begin Given entries

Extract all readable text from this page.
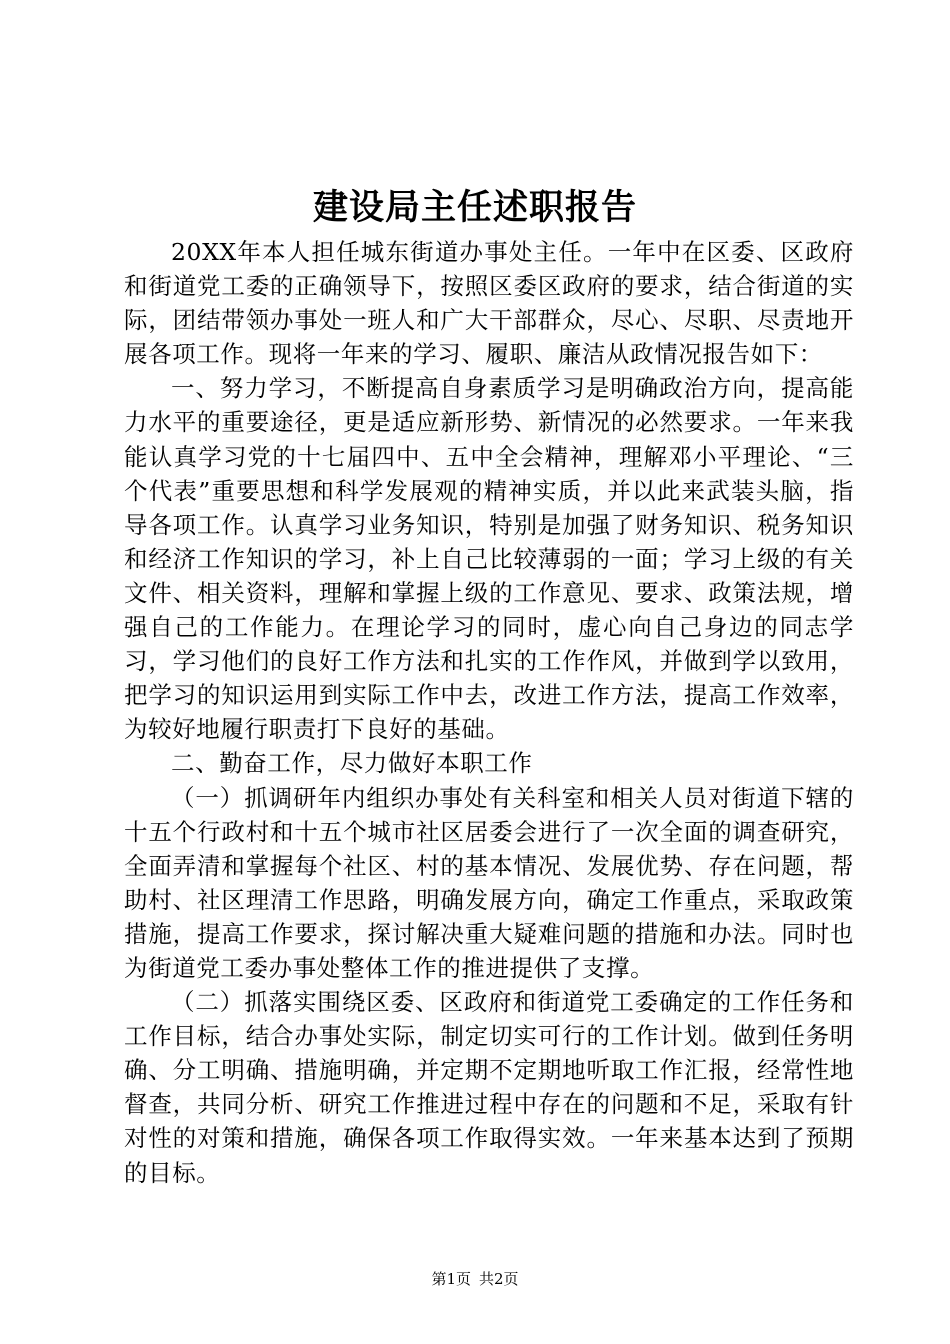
建设局主任述职报告

20XX年本人担任城东街道办事处主任。一年中在区委、区政府和街道党工委的正确领导下，按照区委区政府的要求，结合街道的实际，团结带领办事处一班人和广大干部群众，尽心、尽职、尽责地开展各项工作。现将一年来的学习、履职、廉洁从政情况报告如下：

一、努力学习，不断提高自身素质学习是明确政治方向，提高能力水平的重要途径，更是适应新形势、新情况的必然要求。一年来我能认真学习党的十七届四中、五中全会精神，理解邓小平理论、“三个代表”重要思想和科学发展观的精神实质，并以此来武装头脑，指导各项工作。认真学习业务知识，特别是加强了财务知识、税务知识和经济工作知识的学习，补上自己比较薄弱的一面；学习上级的有关文件、相关资料，理解和掌握上级的工作意见、要求、政策法规，增强自己的工作能力。在理论学习的同时，虚心向自己身边的同志学习，学习他们的良好工作方法和扎实的工作作风，并做到学以致用，把学习的知识运用到实际工作中去，改进工作方法，提高工作效率，为较好地履行职责打下良好的基础。

二、勤奋工作，尽力做好本职工作

（一）抓调研年内组织办事处有关科室和相关人员对街道下辖的十五个行政村和十五个城市社区居委会进行了一次全面的调查研究，全面弄清和掌握每个社区、村的基本情况、发展优势、存在问题，帮助村、社区理清工作思路，明确发展方向，确定工作重点，采取政策措施，提高工作要求，探讨解决重大疑难问题的措施和办法。同时也为街道党工委办事处整体工作的推进提供了支撑。

（二）抓落实围绕区委、区政府和街道党工委确定的工作任务和工作目标，结合办事处实际，制定切实可行的工作计划。做到任务明确、分工明确、措施明确，并定期不定期地听取工作汇报，经常性地督查，共同分析、研究工作推进过程中存在的问题和不足，采取有针对性的对策和措施，确保各项工作取得实效。一年来基本达到了预期的目标。

第1页 共2页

end Given entries

Task to carry out: Without including any pictures, print all of the material exactly as given.

Response:
Extract all readable text from this page.
建设局主任述职报告

20XX年本人担任城东街道办事处主任。一年中在区委、区政府和街道党工委的正确领导下，按照区委区政府的要求，结合街道的实际，团结带领办事处一班人和广大干部群众，尽心、尽职、尽责地开展各项工作。现将一年来的学习、履职、廉洁从政情况报告如下：

一、努力学习，不断提高自身素质学习是明确政治方向，提高能力水平的重要途径，更是适应新形势、新情况的必然要求。一年来我能认真学习党的十七届四中、五中全会精神，理解邓小平理论、“三个代表”重要思想和科学发展观的精神实质，并以此来武装头脑，指导各项工作。认真学习业务知识，特别是加强了财务知识、税务知识和经济工作知识的学习，补上自己比较薄弱的一面；学习上级的有关文件、相关资料，理解和掌握上级的工作意见、要求、政策法规，增强自己的工作能力。在理论学习的同时，虚心向自己身边的同志学习，学习他们的良好工作方法和扎实的工作作风，并做到学以致用，把学习的知识运用到实际工作中去，改进工作方法，提高工作效率，为较好地履行职责打下良好的基础。

二、勤奋工作，尽力做好本职工作

（一）抓调研年内组织办事处有关科室和相关人员对街道下辖的十五个行政村和十五个城市社区居委会进行了一次全面的调查研究，全面弄清和掌握每个社区、村的基本情况、发展优势、存在问题，帮助村、社区理清工作思路，明确发展方向，确定工作重点，采取政策措施，提高工作要求，探讨解决重大疑难问题的措施和办法。同时也为街道党工委办事处整体工作的推进提供了支撑。

（二）抓落实围绕区委、区政府和街道党工委确定的工作任务和工作目标，结合办事处实际，制定切实可行的工作计划。做到任务明确、分工明确、措施明确，并定期不定期地听取工作汇报，经常性地督查，共同分析、研究工作推进过程中存在的问题和不足，采取有针对性的对策和措施，确保各项工作取得实效。一年来基本达到了预期的目标。

第1页 共2页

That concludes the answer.